START DATA SECTION

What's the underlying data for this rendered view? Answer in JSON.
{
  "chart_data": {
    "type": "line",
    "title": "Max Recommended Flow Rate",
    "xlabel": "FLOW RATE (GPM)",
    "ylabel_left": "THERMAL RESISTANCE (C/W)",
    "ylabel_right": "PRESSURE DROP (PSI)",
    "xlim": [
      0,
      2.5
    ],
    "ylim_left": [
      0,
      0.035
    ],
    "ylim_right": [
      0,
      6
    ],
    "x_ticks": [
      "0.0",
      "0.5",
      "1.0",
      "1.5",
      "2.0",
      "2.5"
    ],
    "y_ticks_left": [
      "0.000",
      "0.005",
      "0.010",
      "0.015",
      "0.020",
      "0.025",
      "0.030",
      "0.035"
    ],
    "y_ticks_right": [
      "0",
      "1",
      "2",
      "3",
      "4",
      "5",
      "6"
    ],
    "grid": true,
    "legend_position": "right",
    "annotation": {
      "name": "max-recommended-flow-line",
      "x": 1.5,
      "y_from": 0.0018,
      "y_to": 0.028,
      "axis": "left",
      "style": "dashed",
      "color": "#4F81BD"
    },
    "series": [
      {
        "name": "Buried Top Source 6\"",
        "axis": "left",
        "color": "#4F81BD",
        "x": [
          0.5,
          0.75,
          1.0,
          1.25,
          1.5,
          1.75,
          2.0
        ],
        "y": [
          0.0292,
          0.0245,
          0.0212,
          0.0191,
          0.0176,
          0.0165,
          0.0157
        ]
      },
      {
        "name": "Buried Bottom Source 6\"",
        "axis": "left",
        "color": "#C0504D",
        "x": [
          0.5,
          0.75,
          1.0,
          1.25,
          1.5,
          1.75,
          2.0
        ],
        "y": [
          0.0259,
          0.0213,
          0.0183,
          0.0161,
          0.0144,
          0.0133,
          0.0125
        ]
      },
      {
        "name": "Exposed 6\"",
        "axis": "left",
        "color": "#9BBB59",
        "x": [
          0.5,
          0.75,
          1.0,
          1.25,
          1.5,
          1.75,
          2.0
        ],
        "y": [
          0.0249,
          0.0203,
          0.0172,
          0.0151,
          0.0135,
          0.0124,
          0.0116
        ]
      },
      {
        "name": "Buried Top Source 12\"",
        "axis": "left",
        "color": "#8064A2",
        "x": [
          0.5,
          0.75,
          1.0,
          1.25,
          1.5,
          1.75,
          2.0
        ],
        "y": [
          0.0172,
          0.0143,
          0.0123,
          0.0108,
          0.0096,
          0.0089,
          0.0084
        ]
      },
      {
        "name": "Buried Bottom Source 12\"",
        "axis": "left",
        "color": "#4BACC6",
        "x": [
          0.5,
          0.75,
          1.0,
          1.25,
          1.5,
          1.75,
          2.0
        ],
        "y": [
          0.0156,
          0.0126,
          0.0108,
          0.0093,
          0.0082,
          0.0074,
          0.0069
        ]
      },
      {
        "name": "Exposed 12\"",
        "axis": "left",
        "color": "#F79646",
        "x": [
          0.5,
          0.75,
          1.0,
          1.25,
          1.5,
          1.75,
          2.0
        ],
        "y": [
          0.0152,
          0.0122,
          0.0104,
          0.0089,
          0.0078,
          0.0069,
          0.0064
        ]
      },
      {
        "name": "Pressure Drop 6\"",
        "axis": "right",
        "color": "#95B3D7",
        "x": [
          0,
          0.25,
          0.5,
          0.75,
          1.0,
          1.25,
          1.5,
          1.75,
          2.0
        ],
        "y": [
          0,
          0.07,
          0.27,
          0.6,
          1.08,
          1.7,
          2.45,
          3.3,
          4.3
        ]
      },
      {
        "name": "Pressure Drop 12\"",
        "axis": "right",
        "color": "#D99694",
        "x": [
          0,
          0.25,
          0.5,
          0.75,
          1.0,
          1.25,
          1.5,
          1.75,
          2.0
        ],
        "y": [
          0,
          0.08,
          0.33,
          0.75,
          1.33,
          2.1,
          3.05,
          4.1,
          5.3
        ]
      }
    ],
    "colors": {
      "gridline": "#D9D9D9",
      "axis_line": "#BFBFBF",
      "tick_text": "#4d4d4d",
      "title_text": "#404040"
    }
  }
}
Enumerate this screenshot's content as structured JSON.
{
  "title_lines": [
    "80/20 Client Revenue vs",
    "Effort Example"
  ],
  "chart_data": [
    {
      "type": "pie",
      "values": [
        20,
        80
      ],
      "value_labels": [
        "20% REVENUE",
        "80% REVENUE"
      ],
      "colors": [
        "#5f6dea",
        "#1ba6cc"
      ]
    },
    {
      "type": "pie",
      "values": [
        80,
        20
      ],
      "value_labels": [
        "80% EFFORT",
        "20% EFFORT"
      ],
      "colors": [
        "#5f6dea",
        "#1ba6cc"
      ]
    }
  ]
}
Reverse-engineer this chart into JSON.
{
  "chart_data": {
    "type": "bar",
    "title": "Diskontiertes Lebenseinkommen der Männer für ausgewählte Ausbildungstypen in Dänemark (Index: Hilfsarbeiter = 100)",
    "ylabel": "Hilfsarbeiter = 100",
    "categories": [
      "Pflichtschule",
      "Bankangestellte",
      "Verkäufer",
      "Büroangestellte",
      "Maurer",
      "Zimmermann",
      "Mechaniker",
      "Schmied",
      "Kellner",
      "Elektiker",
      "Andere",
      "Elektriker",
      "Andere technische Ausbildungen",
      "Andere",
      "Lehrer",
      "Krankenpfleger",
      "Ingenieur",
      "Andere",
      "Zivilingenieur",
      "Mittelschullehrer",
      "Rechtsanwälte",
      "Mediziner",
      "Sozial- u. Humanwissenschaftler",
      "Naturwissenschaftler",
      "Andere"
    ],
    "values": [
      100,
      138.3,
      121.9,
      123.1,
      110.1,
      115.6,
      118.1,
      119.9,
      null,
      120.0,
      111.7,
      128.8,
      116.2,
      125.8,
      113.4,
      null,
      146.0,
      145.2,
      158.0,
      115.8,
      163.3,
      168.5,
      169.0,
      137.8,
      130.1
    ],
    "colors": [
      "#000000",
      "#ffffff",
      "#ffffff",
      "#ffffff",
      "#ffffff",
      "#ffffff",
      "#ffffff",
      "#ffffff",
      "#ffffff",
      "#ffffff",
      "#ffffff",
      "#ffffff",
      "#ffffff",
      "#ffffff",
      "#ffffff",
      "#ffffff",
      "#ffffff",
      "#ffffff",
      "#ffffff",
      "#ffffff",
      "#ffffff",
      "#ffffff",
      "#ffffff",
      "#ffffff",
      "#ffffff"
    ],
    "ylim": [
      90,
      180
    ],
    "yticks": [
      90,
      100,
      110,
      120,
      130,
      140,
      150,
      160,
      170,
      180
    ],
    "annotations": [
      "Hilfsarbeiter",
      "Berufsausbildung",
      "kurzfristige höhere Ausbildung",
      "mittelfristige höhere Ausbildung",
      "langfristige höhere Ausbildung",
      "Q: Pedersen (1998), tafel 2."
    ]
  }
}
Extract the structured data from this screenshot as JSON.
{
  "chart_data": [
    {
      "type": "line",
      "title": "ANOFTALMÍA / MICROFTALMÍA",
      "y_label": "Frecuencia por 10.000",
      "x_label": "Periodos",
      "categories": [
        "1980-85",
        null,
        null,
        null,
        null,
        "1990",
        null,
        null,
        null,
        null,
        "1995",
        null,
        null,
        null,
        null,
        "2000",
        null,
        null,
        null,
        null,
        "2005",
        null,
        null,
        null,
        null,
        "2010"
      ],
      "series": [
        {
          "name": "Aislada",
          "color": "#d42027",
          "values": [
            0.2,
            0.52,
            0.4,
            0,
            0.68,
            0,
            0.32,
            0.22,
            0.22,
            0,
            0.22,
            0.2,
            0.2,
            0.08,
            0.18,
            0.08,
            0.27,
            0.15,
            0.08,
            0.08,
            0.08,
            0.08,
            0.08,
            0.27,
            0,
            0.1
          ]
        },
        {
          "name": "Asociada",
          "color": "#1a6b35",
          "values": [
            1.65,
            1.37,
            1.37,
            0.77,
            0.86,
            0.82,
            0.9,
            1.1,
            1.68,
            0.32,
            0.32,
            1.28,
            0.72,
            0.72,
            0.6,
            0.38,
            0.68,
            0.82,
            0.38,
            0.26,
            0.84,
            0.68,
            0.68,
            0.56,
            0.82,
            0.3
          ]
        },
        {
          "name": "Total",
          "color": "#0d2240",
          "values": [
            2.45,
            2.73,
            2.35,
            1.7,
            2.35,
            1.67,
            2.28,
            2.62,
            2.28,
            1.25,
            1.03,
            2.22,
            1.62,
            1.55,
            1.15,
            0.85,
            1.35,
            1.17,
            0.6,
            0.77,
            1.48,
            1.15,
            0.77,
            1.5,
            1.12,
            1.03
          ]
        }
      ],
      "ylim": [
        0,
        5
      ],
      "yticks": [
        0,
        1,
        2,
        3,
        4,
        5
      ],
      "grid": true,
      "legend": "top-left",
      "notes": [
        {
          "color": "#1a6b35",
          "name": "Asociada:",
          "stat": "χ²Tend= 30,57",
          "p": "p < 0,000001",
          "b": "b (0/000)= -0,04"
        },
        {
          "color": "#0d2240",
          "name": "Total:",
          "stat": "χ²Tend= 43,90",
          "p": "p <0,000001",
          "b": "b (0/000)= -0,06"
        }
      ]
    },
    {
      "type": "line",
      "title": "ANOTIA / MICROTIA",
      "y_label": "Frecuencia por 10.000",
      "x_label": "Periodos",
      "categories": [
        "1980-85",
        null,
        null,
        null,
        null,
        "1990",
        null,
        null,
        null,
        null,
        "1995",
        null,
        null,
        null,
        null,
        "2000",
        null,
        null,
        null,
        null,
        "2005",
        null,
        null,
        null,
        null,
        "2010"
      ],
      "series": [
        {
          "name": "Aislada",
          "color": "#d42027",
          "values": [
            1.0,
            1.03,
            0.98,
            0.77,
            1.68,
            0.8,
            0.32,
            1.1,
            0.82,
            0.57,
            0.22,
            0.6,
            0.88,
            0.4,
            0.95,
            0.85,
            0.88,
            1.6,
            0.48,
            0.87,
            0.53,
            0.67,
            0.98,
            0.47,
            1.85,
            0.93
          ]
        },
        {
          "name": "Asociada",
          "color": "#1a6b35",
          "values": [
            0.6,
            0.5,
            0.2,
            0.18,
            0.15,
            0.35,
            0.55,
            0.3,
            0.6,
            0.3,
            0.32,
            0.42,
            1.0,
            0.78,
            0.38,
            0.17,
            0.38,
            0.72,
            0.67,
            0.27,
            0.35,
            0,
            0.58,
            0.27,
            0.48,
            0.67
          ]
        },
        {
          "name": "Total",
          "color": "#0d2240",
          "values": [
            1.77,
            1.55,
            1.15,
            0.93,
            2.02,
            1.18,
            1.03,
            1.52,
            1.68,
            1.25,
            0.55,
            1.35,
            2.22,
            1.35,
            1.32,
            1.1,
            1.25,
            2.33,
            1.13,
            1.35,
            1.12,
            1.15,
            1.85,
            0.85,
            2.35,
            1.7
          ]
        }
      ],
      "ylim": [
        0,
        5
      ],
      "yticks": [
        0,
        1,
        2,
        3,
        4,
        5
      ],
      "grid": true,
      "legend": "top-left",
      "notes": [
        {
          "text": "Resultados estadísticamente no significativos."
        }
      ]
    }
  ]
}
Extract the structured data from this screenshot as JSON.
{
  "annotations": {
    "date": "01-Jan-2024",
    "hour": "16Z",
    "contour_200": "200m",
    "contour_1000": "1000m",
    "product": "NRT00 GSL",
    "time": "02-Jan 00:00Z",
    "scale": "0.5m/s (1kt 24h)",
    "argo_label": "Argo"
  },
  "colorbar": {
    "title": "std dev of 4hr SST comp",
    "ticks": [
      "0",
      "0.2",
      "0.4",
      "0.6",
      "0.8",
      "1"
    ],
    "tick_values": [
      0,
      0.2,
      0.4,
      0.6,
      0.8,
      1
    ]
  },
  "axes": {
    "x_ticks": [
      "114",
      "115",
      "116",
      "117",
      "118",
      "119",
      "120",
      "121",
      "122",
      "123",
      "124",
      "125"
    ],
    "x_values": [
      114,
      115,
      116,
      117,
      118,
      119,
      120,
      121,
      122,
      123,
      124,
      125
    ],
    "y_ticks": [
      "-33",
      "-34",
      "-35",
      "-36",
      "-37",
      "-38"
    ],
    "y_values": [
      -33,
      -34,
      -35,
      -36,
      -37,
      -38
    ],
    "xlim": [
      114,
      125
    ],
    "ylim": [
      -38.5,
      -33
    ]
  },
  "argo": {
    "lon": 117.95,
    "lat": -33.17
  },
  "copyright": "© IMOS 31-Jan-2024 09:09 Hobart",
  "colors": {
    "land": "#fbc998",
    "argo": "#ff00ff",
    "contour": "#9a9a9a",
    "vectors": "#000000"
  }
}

END DATA SECTION

In the material above, find the lines that contain "höhere" and show them.

      "kurzfristige höhere Ausbildung",
      "mittelfristige höhere Ausbildung",
      "langfristige höhere Ausbildung",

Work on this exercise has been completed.